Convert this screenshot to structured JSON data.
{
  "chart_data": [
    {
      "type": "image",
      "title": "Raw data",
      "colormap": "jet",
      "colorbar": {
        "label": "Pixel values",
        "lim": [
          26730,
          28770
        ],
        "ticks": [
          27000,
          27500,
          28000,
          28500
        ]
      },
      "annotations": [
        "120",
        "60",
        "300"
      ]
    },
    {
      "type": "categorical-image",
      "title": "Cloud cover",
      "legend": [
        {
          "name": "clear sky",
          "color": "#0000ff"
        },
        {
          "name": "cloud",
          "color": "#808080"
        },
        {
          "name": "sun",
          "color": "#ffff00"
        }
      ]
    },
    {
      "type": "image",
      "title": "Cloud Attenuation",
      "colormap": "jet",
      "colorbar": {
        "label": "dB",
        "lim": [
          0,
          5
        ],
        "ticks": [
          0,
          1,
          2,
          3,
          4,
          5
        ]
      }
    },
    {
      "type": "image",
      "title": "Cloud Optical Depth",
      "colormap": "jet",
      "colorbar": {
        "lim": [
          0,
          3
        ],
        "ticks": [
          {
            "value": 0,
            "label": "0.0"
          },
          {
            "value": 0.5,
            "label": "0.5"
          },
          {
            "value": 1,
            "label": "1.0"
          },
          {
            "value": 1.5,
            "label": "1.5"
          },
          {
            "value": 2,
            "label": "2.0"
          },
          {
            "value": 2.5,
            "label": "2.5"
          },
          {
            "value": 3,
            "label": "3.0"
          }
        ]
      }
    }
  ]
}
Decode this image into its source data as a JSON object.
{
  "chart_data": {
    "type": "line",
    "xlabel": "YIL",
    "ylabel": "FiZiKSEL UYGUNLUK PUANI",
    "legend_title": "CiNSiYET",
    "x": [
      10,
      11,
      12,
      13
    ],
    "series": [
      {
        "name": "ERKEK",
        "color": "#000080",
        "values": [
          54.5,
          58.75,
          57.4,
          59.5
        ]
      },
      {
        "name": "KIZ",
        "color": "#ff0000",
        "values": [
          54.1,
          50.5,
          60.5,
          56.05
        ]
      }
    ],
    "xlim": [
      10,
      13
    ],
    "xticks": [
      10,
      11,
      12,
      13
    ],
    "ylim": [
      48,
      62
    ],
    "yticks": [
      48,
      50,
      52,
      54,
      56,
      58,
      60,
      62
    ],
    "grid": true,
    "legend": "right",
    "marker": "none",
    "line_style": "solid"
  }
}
- - -
AIM: From the line containing "Decode this image" down to the final line of the data, write out every line exactly; both the first and last of these belong in your answer, and nothing else does.

TASK RESPONSE:
Decode this image into its source data as a JSON object.
{
  "chart_data": {
    "type": "line",
    "xlabel": "YIL",
    "ylabel": "FiZiKSEL UYGUNLUK PUANI",
    "legend_title": "CiNSiYET",
    "x": [
      10,
      11,
      12,
      13
    ],
    "series": [
      {
        "name": "ERKEK",
        "color": "#000080",
        "values": [
          54.5,
          58.75,
          57.4,
          59.5
        ]
      },
      {
        "name": "KIZ",
        "color": "#ff0000",
        "values": [
          54.1,
          50.5,
          60.5,
          56.05
        ]
      }
    ],
    "xlim": [
      10,
      13
    ],
    "xticks": [
      10,
      11,
      12,
      13
    ],
    "ylim": [
      48,
      62
    ],
    "yticks": [
      48,
      50,
      52,
      54,
      56,
      58,
      60,
      62
    ],
    "grid": true,
    "legend": "right",
    "marker": "none",
    "line_style": "solid"
  }
}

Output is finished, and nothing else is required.